DESCRIPTION OF THE TASK
Provide the records once more, identical to the original.
◆ ◆ ◆ ◆ ◆
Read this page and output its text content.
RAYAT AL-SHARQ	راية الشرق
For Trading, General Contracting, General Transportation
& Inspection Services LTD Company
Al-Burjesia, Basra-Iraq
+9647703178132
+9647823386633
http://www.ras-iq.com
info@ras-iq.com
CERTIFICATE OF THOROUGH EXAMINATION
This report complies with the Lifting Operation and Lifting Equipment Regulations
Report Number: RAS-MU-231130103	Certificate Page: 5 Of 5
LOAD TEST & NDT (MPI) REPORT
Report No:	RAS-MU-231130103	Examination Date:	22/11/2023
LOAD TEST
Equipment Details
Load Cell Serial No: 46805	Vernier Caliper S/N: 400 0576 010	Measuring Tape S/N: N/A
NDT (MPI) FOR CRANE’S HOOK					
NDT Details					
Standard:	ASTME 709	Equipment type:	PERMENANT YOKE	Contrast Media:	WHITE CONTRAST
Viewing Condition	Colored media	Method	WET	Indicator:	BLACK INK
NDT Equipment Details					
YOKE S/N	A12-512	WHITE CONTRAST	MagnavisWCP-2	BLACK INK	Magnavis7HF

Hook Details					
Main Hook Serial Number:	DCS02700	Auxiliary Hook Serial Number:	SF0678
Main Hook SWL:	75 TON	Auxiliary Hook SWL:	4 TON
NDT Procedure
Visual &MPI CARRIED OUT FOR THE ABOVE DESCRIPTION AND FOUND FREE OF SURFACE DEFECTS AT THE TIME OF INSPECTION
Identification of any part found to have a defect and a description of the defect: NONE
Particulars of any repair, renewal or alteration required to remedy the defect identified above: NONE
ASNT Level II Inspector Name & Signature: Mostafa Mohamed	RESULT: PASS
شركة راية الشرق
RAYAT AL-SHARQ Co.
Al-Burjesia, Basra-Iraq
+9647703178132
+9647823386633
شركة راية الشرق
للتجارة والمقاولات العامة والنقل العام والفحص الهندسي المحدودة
◆ ◆ ◆ ◆ ◆
SOLVED EXERCISE
Read this page and output its text content.
RAYAT AL-SHARQ	راية الشرق
For Trading, General Contracting, General Transportation
& Inspection Services LTD Company
Al-Burjesia, Basra-Iraq
+9647703178132
+9647823386633
http://www.ras-iq.com
info@ras-iq.com
CERTIFICATE OF THOROUGH EXAMINATION
This report complies with the Lifting Operation and Lifting Equipment Regulations
Report Number: RAS-MU-231130103	Certificate Page: 5 Of 5
LOAD TEST & NDT (MPI) REPORT
Report No:	RAS-MU-231130103	Examination Date:	22/11/2023
LOAD TEST
Equipment Details
Load Cell Serial No: 46805	Vernier Caliper S/N: 400 0576 010	Measuring Tape S/N: N/A
NDT (MPI) FOR CRANE’S HOOK					
NDT Details					
Standard:	ASTME 709	Equipment type:	PERMENANT YOKE	Contrast Media:	WHITE CONTRAST
Viewing Condition	Colored media	Method	WET	Indicator:	BLACK INK
NDT Equipment Details					
YOKE S/N	A12-512	WHITE CONTRAST	MagnavisWCP-2	BLACK INK	Magnavis7HF

Hook Details					
Main Hook Serial Number:	DCS02700	Auxiliary Hook Serial Number:	SF0678
Main Hook SWL:	75 TON	Auxiliary Hook SWL:	4 TON
NDT Procedure
Visual &MPI CARRIED OUT FOR THE ABOVE DESCRIPTION AND FOUND FREE OF SURFACE DEFECTS AT THE TIME OF INSPECTION
Identification of any part found to have a defect and a description of the defect: NONE
Particulars of any repair, renewal or alteration required to remedy the defect identified above: NONE
ASNT Level II Inspector Name & Signature: Mostafa Mohamed	RESULT: PASS
شركة راية الشرق
RAYAT AL-SHARQ Co.
Al-Burjesia, Basra-Iraq
+9647703178132
+9647823386633
شركة راية الشرق
للتجارة والمقاولات العامة والنقل العام والفحص الهندسي المحدودة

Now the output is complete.